§ **WHAT THE EXERCISE ASKS**:
Turn everything from the line containing "chat-title: Dominique [74,9,162,28]" down to the end of the records into a Markdown table with the columns Row and Line, numbering each row and skipping blank lines. Leave the pictures out.

Items in a dataset
--------------------------------

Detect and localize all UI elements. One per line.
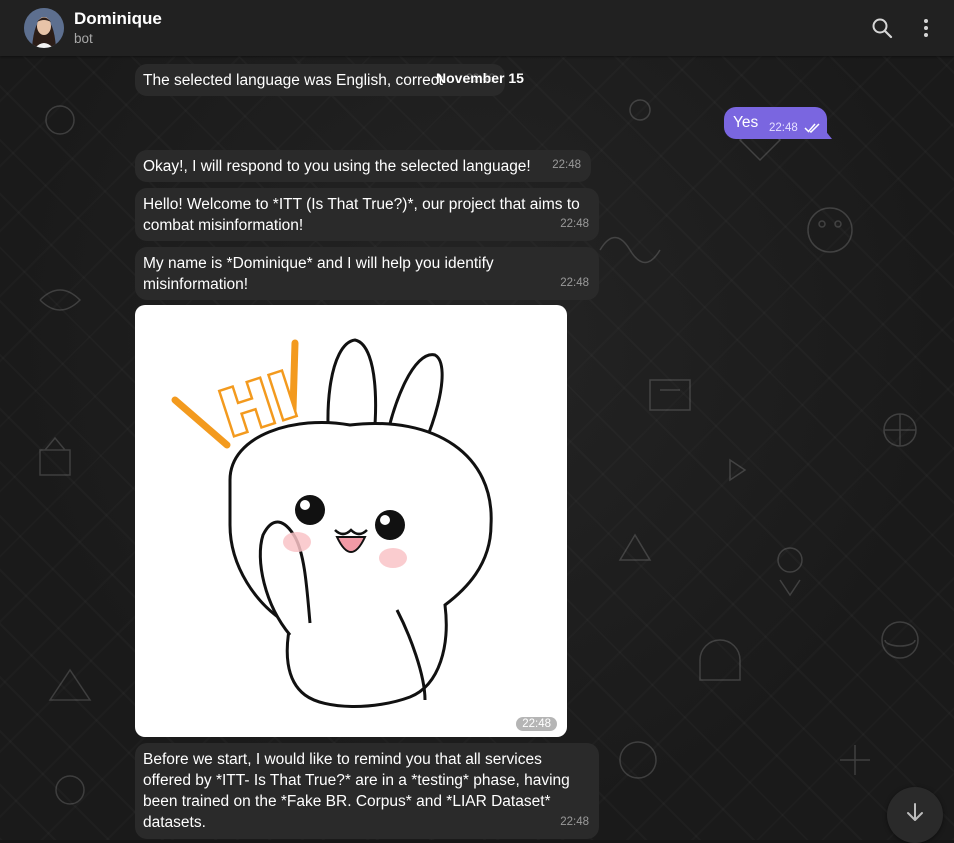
chat-title: Dominique [74,9,162,28]
sticker-message[interactable]: HI 22:48 [135,305,567,737]
bubble-tail [824,129,832,139]
date-separator: November 15 [436,70,524,86]
message-text: Okay!, I will respond to you using the s… [143,158,531,175]
scroll-down-button[interactable] [887,787,943,843]
message-text: My name is *Dominique* and I will help y… [143,255,494,293]
avatar-image [24,8,64,48]
arrow-down-icon [907,803,923,821]
message-time: 22:48 [560,816,589,828]
message-bubble-outgoing[interactable]: Yes 22:48 [724,107,832,139]
search-icon[interactable] [870,16,894,40]
message-bubble-incoming[interactable]: Okay!, I will respond to you using the s… [135,150,591,182]
double-check-icon [804,121,822,139]
message-text: Hello! Welcome to *ITT (Is That True?)*,… [143,196,580,234]
chat-subtitle: bot [74,31,93,46]
message-bubble-incoming[interactable]: My name is *Dominique* and I will help y… [135,247,599,300]
message-bubble-incoming[interactable]: Hello! Welcome to *ITT (Is That True?)*,… [135,188,599,241]
bunny-hi-sticker: HI [171,338,493,708]
message-text: Before we start, I would like to remind … [143,751,570,831]
avatar[interactable] [24,8,64,48]
message-text: The selected language was English, corre… [143,72,443,89]
message-time: 22:48 [516,717,557,731]
message-time: 22:48 [560,277,589,289]
message-time: 22:48 [769,122,798,134]
message-bubble-incoming[interactable]: Before we start, I would like to remind … [135,743,599,839]
more-vert-icon[interactable] [914,16,938,40]
chat-header[interactable]: Dominique bot [0,0,954,56]
message-time: 22:48 [560,218,589,230]
message-text: Yes [733,114,759,131]
message-time: 22:48 [552,159,581,171]
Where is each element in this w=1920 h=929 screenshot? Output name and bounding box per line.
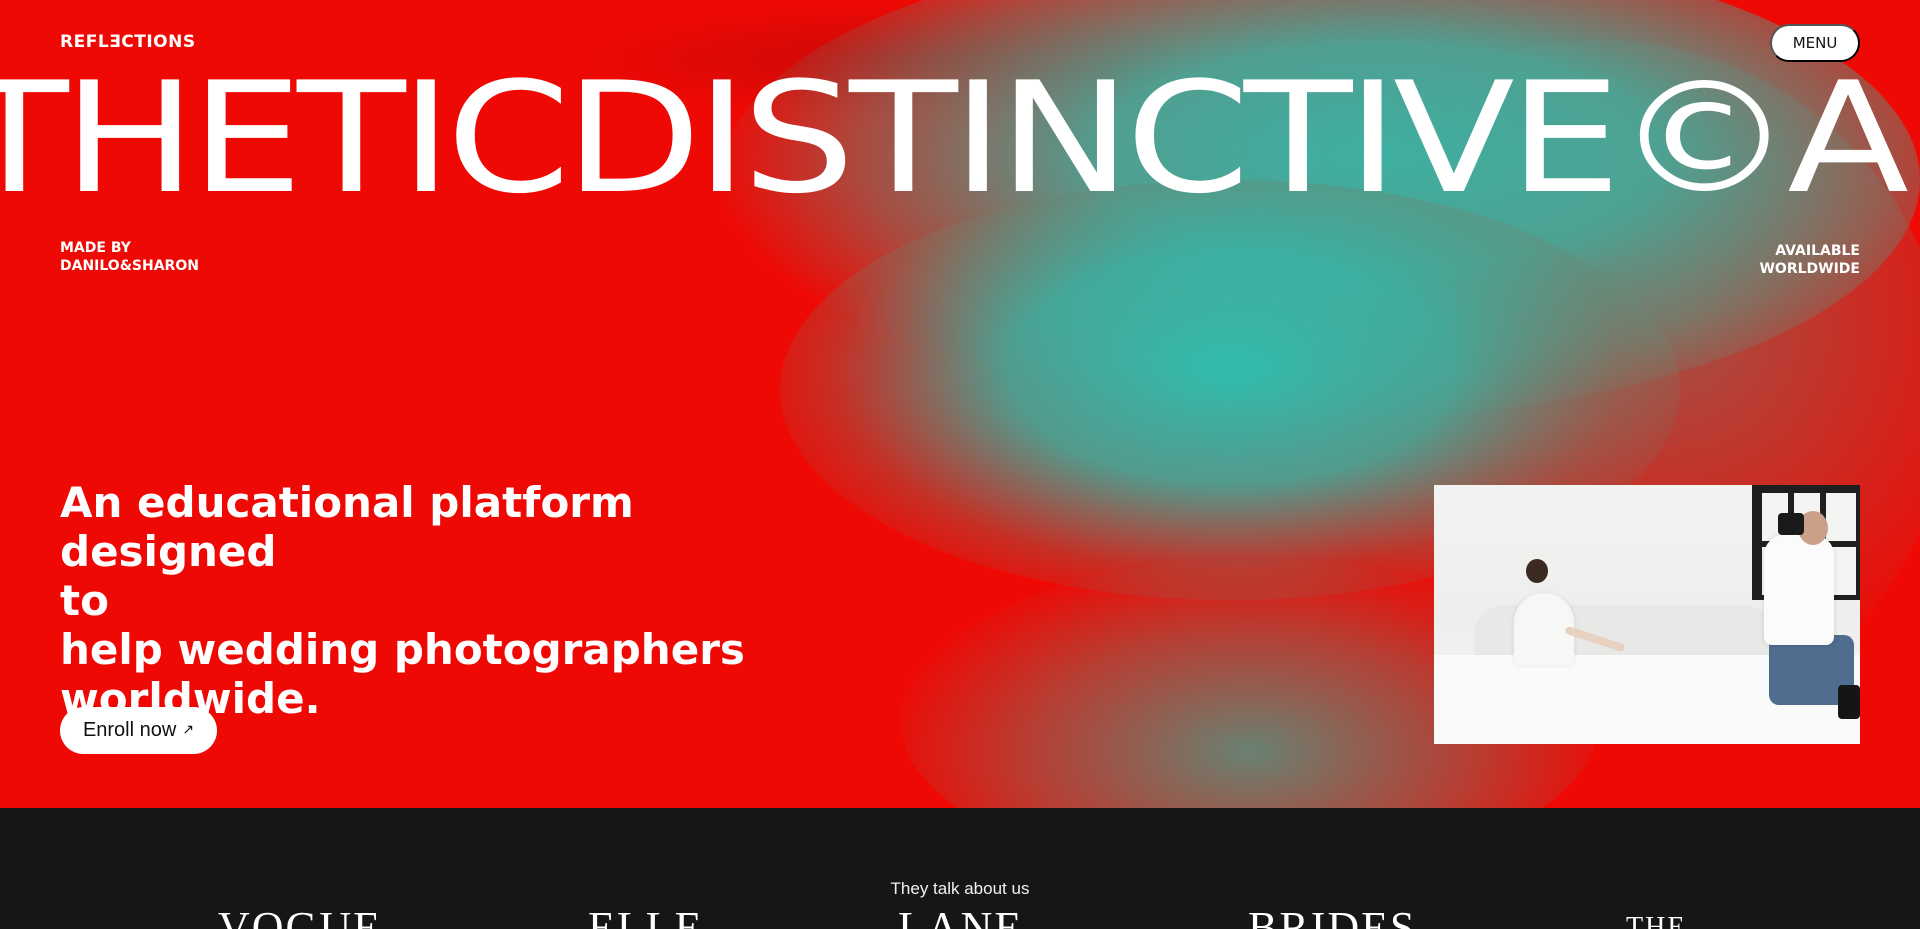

--------------------------------

§ **FINAL ANSWER**:
| Row | Line |
|---|---|
| 1 | chat-title: Dominique [74,9,162,28] |
| 2 | sticker-message[interactable]: HI 22:48 [135,305,567,737] |
| 3 | bubble-tail [824,129,832,139] |
| 4 | date-separator: November 15 [436,70,524,86] |
| 5 | message-text: Okay!, I will respond to you using the s… [143,158,531,175] |
| 6 | scroll-down-button[interactable] [887,787,943,843] |
| 7 | message-text: My name is *Dominique* and I will help y… [143,255,494,293] |
| 8 | avatar-image [24,8,64,48] |
| 9 | arrow-down-icon [907,803,923,821] |
| 10 | message-time: 22:48 [560,816,589,828] |
| 11 | message-bubble-outgoing[interactable]: Yes 22:48 [724,107,832,139] |
| 12 | search-icon[interactable] [870,16,894,40] |
| 13 | message-bubble-incoming[interactable]: Okay!, I will respond to you using the s… [135,150,591,182] |
| 14 | double-check-icon [804,121,822,139] |
| 15 | message-text: Hello! Welcome to *ITT (Is That True?)*,… [143,196,580,234] |
| 16 | chat-subtitle: bot [74,31,93,46] |
| 17 | message-bubble-incoming[interactable]: My name is *Dominique* and I will help y… [135,247,599,300] |
| 18 | message-bubble-incoming[interactable]: Hello! Welcome to *ITT (Is That True?)*,… [135,188,599,241] |
| 19 | bunny-hi-sticker: HI [171,338,493,708] |
| 20 | message-text: Before we start, I would like to remind … [143,751,570,831] |
| 21 | avatar[interactable] [24,8,64,48] |
| 22 | message-text: The selected language was English, corre… [143,72,443,89] |
| 23 | message-time: 22:48 [516,717,557,731] |
| 24 | message-time: 22:48 [560,277,589,289] |
| 25 | message-time: 22:48 [769,122,798,134] |
| 26 | message-bubble-incoming[interactable]: Before we start, I would like to remind … [135,743,599,839] |
| 27 | more-vert-icon[interactable] [914,16,938,40] |
| 28 | chat-header[interactable]: Dominique bot [0,0,954,56] |
| 29 | message-time: 22:48 [560,218,589,230] |
| 30 | message-text: Yes [733,114,759,131] |
| 31 | message-time: 22:48 [552,159,581,171] |
| 32 | Where is each element in this w=1920 h=929 screenshot? Output name and bounding box per line. |